--- Text shown ---

I UNDERSTAND THAT PAYMENT FOR DENTAL SERVICES PROVIDED BY THIS OFFICE FOR EITHER ME OR MY DEPENDENT IS MY RESPONSIBILITY AND DUE AT THE TIME SERVICES ARE RENDERED.
I UNDERSTAND THAT ALL DENTAL SERVICES PROVIDED ARE CHARGED DIRECTLY TO ME AND THAT I AM PERSONALLY RESPONSIBLE FOR THE ENTIRE COST OF TREATMENT. AS A COURTESY, THIS OFFICE WILL ASSIST ME WITH PREPARING MY INSURANCE FORMS AND WILL MAKE EVERY EFFORT IN OBTAINING REIMBURSEMENT FROM MY INSURANCE COMPANY. I UNDERSTAND ANY DEDUCTIBLE AND ESTIMATED CO-PAYMENTS ARE DUE IN FULL AT THE TIME OF SERVICE.
I give my consent to West Valley Periodontics to receive payment directly from my insurance company, but understand that this office cannot render services based on the assumption that insurance company will pay. I agree to notify the office immediately if there are any changes regarding my dental benefits.
I hereby authorize West Valley Periodontics to release any of information that may be required by my dental benefits company, third party and/or healthcare provider.
I have read and understand the above conditions regarding my dental benefits.

---

Answer these questions about the dental payment agreement:
1. When are any deductible and estimated co-payments due?
2. From whom does the signer allow West Valley Periodontics to receive payment directly?
3. What does the signer agree to notify the office of immediately?
Answer from the text alone.

--- The data ---

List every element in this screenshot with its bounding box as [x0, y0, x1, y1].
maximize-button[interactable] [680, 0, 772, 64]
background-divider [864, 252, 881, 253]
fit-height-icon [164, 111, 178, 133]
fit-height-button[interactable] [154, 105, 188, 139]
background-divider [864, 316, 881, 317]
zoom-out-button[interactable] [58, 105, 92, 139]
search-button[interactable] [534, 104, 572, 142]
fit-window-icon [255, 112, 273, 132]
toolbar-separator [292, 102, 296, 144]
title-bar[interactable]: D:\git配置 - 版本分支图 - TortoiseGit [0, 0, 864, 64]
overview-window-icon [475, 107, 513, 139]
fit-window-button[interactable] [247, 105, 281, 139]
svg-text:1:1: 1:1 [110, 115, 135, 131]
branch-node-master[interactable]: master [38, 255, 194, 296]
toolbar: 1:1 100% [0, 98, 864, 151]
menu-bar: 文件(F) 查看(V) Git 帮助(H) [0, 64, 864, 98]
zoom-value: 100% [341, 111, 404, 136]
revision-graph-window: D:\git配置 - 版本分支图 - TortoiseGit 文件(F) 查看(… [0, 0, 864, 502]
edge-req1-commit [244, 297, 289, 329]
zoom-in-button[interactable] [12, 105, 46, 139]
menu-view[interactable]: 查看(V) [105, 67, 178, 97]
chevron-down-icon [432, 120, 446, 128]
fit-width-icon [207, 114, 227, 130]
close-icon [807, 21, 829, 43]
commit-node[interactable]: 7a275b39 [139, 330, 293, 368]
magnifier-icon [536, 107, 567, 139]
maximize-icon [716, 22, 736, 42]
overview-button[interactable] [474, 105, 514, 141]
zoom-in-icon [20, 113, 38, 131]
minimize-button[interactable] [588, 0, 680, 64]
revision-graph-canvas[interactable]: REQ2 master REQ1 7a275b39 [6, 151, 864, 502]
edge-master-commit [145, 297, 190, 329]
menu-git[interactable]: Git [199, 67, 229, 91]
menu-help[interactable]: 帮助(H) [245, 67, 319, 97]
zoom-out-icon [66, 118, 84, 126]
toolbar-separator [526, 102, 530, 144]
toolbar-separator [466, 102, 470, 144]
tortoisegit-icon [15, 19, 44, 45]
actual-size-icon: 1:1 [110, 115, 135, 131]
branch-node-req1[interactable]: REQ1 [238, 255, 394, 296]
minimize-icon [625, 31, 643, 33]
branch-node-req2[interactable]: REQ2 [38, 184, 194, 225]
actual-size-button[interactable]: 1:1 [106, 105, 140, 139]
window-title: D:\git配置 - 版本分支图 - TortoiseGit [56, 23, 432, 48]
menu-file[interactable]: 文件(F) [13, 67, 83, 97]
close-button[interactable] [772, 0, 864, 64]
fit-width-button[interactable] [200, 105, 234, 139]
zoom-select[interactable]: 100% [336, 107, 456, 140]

---

> Answer box:
1. In full at the time of service.
2. The signer's insurance company.
3. Any changes regarding the signer's dental benefits.